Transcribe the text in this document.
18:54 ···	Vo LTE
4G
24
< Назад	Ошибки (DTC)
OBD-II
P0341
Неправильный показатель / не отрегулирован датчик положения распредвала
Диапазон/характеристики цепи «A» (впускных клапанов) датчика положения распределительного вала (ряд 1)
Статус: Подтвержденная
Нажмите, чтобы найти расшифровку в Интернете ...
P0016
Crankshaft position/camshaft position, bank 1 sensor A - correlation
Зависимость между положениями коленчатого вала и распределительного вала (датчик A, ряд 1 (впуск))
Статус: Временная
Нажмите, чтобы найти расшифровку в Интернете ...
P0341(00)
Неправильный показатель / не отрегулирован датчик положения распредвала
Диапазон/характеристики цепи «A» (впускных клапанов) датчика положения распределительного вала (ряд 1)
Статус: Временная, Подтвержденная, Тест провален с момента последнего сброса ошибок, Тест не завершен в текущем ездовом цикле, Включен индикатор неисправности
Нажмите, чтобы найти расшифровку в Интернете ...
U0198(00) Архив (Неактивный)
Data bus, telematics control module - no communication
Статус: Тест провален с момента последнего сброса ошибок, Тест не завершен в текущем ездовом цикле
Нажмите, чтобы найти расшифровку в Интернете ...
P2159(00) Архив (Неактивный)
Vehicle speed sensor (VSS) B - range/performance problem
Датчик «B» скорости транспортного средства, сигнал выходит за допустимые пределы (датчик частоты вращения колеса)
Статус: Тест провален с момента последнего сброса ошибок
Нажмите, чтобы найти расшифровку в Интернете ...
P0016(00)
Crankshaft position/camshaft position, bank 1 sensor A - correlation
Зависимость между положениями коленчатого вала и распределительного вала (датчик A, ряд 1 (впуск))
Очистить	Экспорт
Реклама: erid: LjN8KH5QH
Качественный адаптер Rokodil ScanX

#####

Take the lines above and retype all of them exactly.

Transcribe the text in this document.
18:54 ···	Vo LTE
4G
24
< Назад	Ошибки (DTC)
OBD-II
P0341
Неправильный показатель / не отрегулирован датчик положения распредвала
Диапазон/характеристики цепи «A» (впускных клапанов) датчика положения распределительного вала (ряд 1)
Статус: Подтвержденная
Нажмите, чтобы найти расшифровку в Интернете ...
P0016
Crankshaft position/camshaft position, bank 1 sensor A - correlation
Зависимость между положениями коленчатого вала и распределительного вала (датчик A, ряд 1 (впуск))
Статус: Временная
Нажмите, чтобы найти расшифровку в Интернете ...
P0341(00)
Неправильный показатель / не отрегулирован датчик положения распредвала
Диапазон/характеристики цепи «A» (впускных клапанов) датчика положения распределительного вала (ряд 1)
Статус: Временная, Подтвержденная, Тест провален с момента последнего сброса ошибок, Тест не завершен в текущем ездовом цикле, Включен индикатор неисправности
Нажмите, чтобы найти расшифровку в Интернете ...
U0198(00) Архив (Неактивный)
Data bus, telematics control module - no communication
Статус: Тест провален с момента последнего сброса ошибок, Тест не завершен в текущем ездовом цикле
Нажмите, чтобы найти расшифровку в Интернете ...
P2159(00) Архив (Неактивный)
Vehicle speed sensor (VSS) B - range/performance problem
Датчик «B» скорости транспортного средства, сигнал выходит за допустимые пределы (датчик частоты вращения колеса)
Статус: Тест провален с момента последнего сброса ошибок
Нажмите, чтобы найти расшифровку в Интернете ...
P0016(00)
Crankshaft position/camshaft position, bank 1 sensor A - correlation
Зависимость между положениями коленчатого вала и распределительного вала (датчик A, ряд 1 (впуск))
Очистить	Экспорт
Реклама: erid: LjN8KH5QH
Качественный адаптер Rokodil ScanX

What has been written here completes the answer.